__EXERCISE__: Please set out every line of the records below as a numbered list, skipping any blank lines.

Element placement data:
---

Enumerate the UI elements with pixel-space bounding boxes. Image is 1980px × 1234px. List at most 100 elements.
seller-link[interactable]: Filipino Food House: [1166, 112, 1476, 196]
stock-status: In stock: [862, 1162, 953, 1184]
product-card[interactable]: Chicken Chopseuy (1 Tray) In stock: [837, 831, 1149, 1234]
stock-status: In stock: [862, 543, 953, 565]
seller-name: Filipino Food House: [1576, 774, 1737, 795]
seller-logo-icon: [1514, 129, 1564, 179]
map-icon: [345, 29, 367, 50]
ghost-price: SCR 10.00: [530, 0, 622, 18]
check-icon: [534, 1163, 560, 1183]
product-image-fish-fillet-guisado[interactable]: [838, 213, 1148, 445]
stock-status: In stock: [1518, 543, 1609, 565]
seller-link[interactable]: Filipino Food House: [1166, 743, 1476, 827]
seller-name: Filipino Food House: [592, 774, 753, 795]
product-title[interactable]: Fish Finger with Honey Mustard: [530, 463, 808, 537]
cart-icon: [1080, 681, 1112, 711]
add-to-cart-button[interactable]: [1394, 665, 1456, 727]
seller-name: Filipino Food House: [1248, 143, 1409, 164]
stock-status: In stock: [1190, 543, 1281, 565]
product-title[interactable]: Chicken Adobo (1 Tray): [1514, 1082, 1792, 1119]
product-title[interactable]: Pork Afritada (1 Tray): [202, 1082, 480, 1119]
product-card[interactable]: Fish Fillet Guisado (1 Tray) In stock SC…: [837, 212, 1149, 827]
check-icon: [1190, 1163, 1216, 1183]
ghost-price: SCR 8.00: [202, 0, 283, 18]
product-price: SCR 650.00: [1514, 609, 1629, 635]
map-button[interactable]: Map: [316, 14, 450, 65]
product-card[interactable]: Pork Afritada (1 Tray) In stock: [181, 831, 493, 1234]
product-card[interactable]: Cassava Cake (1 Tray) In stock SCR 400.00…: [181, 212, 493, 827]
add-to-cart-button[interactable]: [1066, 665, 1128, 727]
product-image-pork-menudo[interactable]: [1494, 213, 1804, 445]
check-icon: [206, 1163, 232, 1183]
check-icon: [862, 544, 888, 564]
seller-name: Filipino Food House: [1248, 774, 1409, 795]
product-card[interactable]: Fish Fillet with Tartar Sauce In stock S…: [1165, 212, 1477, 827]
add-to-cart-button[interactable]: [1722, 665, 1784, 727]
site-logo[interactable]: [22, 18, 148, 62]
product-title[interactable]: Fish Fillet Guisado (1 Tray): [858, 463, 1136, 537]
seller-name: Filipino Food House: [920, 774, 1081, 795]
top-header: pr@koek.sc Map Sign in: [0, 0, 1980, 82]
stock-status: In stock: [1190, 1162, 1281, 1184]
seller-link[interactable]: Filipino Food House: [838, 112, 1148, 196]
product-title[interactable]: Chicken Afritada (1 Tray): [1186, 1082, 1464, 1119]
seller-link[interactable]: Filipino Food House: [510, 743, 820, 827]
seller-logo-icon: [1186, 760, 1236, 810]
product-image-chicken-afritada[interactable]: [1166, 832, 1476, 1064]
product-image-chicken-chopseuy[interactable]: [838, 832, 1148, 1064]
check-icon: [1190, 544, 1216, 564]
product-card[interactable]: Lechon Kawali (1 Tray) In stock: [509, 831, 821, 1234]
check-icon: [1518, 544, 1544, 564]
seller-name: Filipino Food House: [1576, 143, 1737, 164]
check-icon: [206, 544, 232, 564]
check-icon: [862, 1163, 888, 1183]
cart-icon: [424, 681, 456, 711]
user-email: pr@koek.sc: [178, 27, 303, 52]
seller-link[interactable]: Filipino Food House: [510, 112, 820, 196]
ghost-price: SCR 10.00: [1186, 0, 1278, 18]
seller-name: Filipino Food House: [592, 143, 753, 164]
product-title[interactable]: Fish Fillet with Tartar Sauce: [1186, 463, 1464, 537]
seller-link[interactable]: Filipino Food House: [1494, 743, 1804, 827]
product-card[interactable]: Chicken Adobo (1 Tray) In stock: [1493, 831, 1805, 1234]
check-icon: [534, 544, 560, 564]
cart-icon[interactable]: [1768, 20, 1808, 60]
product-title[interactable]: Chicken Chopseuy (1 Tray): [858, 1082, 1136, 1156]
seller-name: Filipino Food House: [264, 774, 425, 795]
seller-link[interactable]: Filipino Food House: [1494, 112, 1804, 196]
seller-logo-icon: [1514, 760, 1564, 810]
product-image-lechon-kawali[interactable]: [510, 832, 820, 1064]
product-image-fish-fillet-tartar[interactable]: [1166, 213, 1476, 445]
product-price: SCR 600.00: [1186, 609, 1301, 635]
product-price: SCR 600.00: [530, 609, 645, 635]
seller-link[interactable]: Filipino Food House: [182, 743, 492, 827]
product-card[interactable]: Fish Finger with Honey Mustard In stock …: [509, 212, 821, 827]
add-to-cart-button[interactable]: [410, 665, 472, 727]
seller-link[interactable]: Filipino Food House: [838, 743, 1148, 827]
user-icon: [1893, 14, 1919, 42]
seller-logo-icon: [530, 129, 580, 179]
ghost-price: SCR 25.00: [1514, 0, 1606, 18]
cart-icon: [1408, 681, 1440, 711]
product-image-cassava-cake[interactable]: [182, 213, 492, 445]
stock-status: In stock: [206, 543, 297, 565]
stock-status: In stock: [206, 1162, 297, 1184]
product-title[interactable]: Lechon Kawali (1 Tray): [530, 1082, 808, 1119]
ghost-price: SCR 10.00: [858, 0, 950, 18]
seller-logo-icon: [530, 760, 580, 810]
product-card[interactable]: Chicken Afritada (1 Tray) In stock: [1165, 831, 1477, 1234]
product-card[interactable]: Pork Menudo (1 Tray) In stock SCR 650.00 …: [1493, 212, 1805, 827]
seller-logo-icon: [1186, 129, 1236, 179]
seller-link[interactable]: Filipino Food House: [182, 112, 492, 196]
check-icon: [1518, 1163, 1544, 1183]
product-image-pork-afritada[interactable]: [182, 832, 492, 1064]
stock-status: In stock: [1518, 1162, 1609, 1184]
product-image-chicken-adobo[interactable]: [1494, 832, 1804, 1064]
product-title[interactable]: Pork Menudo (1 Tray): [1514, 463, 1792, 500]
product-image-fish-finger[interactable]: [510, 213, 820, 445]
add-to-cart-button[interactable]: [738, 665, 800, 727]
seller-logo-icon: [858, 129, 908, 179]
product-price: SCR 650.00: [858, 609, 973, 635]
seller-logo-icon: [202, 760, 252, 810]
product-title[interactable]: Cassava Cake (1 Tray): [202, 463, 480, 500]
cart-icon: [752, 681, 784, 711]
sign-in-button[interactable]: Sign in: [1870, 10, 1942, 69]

---

__SOLUTION FOR THIS EXERCISE__:
1. Enumerate the UI elements with pixel-space bounding boxes. Image is 1980px × 1234px. List at most 100 elements.
2. seller-link[interactable]: Filipino Food House: [1166, 112, 1476, 196]
3. stock-status: In stock: [862, 1162, 953, 1184]
4. product-card[interactable]: Chicken Chopseuy (1 Tray) In stock: [837, 831, 1149, 1234]
5. stock-status: In stock: [862, 543, 953, 565]
6. seller-name: Filipino Food House: [1576, 774, 1737, 795]
7. seller-logo-icon: [1514, 129, 1564, 179]
8. map-icon: [345, 29, 367, 50]
9. ghost-price: SCR 10.00: [530, 0, 622, 18]
10. check-icon: [534, 1163, 560, 1183]
11. product-image-fish-fillet-guisado[interactable]: [838, 213, 1148, 445]
12. stock-status: In stock: [1518, 543, 1609, 565]
13. seller-link[interactable]: Filipino Food House: [1166, 743, 1476, 827]
14. seller-name: Filipino Food House: [592, 774, 753, 795]
15. product-title[interactable]: Fish Finger with Honey Mustard: [530, 463, 808, 537]
16. cart-icon: [1080, 681, 1112, 711]
17. add-to-cart-button[interactable]: [1394, 665, 1456, 727]
18. seller-name: Filipino Food House: [1248, 143, 1409, 164]
19. stock-status: In stock: [1190, 543, 1281, 565]
20. product-title[interactable]: Chicken Adobo (1 Tray): [1514, 1082, 1792, 1119]
21. product-title[interactable]: Pork Afritada (1 Tray): [202, 1082, 480, 1119]
22. product-card[interactable]: Fish Fillet Guisado (1 Tray) In stock SC…: [837, 212, 1149, 827]
23. check-icon: [1190, 1163, 1216, 1183]
24. ghost-price: SCR 8.00: [202, 0, 283, 18]
25. product-price: SCR 650.00: [1514, 609, 1629, 635]
26. map-button[interactable]: Map: [316, 14, 450, 65]
27. product-card[interactable]: Pork Afritada (1 Tray) In stock: [181, 831, 493, 1234]
28. product-card[interactable]: Cassava Cake (1 Tray) In stock SCR 400.00…: [181, 212, 493, 827]
29. add-to-cart-button[interactable]: [1066, 665, 1128, 727]
30. product-image-pork-menudo[interactable]: [1494, 213, 1804, 445]
31. check-icon: [206, 1163, 232, 1183]
32. check-icon: [862, 544, 888, 564]
33. seller-name: Filipino Food House: [1248, 774, 1409, 795]
34. product-card[interactable]: Fish Fillet with Tartar Sauce In stock S…: [1165, 212, 1477, 827]
35. add-to-cart-button[interactable]: [1722, 665, 1784, 727]
36. site-logo[interactable]: [22, 18, 148, 62]
37. product-title[interactable]: Fish Fillet Guisado (1 Tray): [858, 463, 1136, 537]
38. seller-name: Filipino Food House: [920, 774, 1081, 795]
39. top-header: pr@koek.sc Map Sign in: [0, 0, 1980, 82]
40. stock-status: In stock: [1190, 1162, 1281, 1184]
41. seller-link[interactable]: Filipino Food House: [838, 112, 1148, 196]
42. product-title[interactable]: Chicken Afritada (1 Tray): [1186, 1082, 1464, 1119]
43. seller-link[interactable]: Filipino Food House: [510, 743, 820, 827]
44. seller-logo-icon: [1186, 760, 1236, 810]
45. product-image-chicken-afritada[interactable]: [1166, 832, 1476, 1064]
46. product-image-chicken-chopseuy[interactable]: [838, 832, 1148, 1064]
47. check-icon: [1190, 544, 1216, 564]
48. product-card[interactable]: Lechon Kawali (1 Tray) In stock: [509, 831, 821, 1234]
49. check-icon: [1518, 544, 1544, 564]
50. seller-name: Filipino Food House: [1576, 143, 1737, 164]
51. check-icon: [206, 544, 232, 564]
52. check-icon: [862, 1163, 888, 1183]
53. cart-icon: [424, 681, 456, 711]
54. user-email: pr@koek.sc: [178, 27, 303, 52]
55. seller-link[interactable]: Filipino Food House: [510, 112, 820, 196]
56. ghost-price: SCR 10.00: [1186, 0, 1278, 18]
57. seller-name: Filipino Food House: [592, 143, 753, 164]
58. product-title[interactable]: Fish Fillet with Tartar Sauce: [1186, 463, 1464, 537]
59. seller-link[interactable]: Filipino Food House: [1494, 743, 1804, 827]
60. product-card[interactable]: Chicken Adobo (1 Tray) In stock: [1493, 831, 1805, 1234]
61. check-icon: [534, 544, 560, 564]
62. cart-icon[interactable]: [1768, 20, 1808, 60]
63. product-title[interactable]: Chicken Chopseuy (1 Tray): [858, 1082, 1136, 1156]
64. seller-name: Filipino Food House: [264, 774, 425, 795]
65. seller-link[interactable]: Filipino Food House: [1494, 112, 1804, 196]
66. seller-logo-icon: [1514, 760, 1564, 810]
67. product-image-lechon-kawali[interactable]: [510, 832, 820, 1064]
68. product-image-fish-fillet-tartar[interactable]: [1166, 213, 1476, 445]
69. product-price: SCR 600.00: [1186, 609, 1301, 635]
70. product-price: SCR 600.00: [530, 609, 645, 635]
71. seller-link[interactable]: Filipino Food House: [182, 743, 492, 827]
72. product-card[interactable]: Fish Finger with Honey Mustard In stock …: [509, 212, 821, 827]
73. add-to-cart-button[interactable]: [410, 665, 472, 727]
74. seller-link[interactable]: Filipino Food House: [838, 743, 1148, 827]
75. user-icon: [1893, 14, 1919, 42]
76. seller-logo-icon: [530, 129, 580, 179]
77. ghost-price: SCR 25.00: [1514, 0, 1606, 18]
78. cart-icon: [1408, 681, 1440, 711]
79. product-image-cassava-cake[interactable]: [182, 213, 492, 445]
80. stock-status: In stock: [206, 543, 297, 565]
81. stock-status: In stock: [206, 1162, 297, 1184]
82. product-title[interactable]: Lechon Kawali (1 Tray): [530, 1082, 808, 1119]
83. ghost-price: SCR 10.00: [858, 0, 950, 18]
84. seller-logo-icon: [530, 760, 580, 810]
85. product-card[interactable]: Chicken Afritada (1 Tray) In stock: [1165, 831, 1477, 1234]
86. product-card[interactable]: Pork Menudo (1 Tray) In stock SCR 650.00 …: [1493, 212, 1805, 827]
87. seller-logo-icon: [1186, 129, 1236, 179]
88. seller-link[interactable]: Filipino Food House: [182, 112, 492, 196]
89. check-icon: [1518, 1163, 1544, 1183]
90. product-image-pork-afritada[interactable]: [182, 832, 492, 1064]
91. stock-status: In stock: [1518, 1162, 1609, 1184]
92. product-image-chicken-adobo[interactable]: [1494, 832, 1804, 1064]
93. product-title[interactable]: Pork Menudo (1 Tray): [1514, 463, 1792, 500]
94. product-image-fish-finger[interactable]: [510, 213, 820, 445]
95. add-to-cart-button[interactable]: [738, 665, 800, 727]
96. seller-logo-icon: [858, 129, 908, 179]
97. product-price: SCR 650.00: [858, 609, 973, 635]
98. seller-logo-icon: [202, 760, 252, 810]
99. product-title[interactable]: Cassava Cake (1 Tray): [202, 463, 480, 500]
100. cart-icon: [752, 681, 784, 711]
101. sign-in-button[interactable]: Sign in: [1870, 10, 1942, 69]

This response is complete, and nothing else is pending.